* _The data_:
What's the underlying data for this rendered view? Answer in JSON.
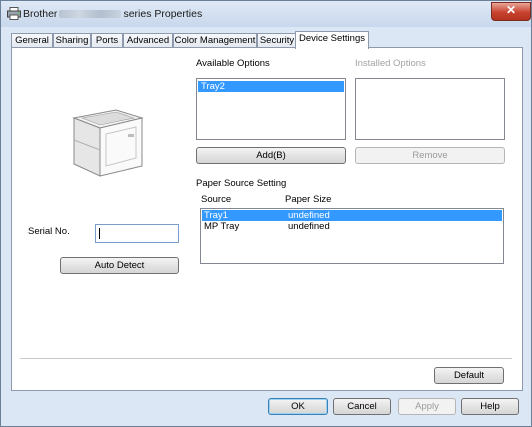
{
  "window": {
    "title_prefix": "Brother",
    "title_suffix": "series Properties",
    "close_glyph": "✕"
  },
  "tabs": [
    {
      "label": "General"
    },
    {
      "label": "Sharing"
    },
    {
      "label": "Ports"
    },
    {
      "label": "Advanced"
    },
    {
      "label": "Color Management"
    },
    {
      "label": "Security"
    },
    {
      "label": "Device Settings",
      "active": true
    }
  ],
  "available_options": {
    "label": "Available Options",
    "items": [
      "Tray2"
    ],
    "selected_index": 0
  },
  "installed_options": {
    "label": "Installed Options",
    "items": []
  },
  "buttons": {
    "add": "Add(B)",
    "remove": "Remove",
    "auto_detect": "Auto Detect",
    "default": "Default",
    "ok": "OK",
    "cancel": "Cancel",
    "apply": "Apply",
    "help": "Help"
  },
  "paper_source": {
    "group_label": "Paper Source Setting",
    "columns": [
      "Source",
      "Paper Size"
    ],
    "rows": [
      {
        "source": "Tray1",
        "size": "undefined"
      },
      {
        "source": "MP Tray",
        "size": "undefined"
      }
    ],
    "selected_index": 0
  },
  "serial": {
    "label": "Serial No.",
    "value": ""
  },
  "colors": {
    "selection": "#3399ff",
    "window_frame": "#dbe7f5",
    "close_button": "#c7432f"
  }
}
---
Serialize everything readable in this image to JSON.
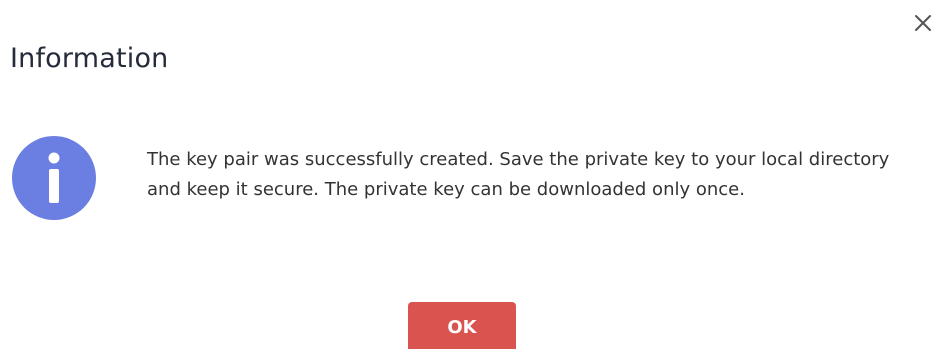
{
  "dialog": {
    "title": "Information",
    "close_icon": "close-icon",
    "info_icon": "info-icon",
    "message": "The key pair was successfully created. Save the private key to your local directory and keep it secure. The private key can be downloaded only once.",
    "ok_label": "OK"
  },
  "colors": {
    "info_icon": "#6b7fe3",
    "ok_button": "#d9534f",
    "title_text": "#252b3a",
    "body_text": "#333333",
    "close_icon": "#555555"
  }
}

* _Requirements_: In the lines above, locate the string "JSON". Copy every line where it occurs.

* _Result of the task_:
What's the underlying data for this rendered view? Answer in JSON.
Serialize everything readable in this image to JSON.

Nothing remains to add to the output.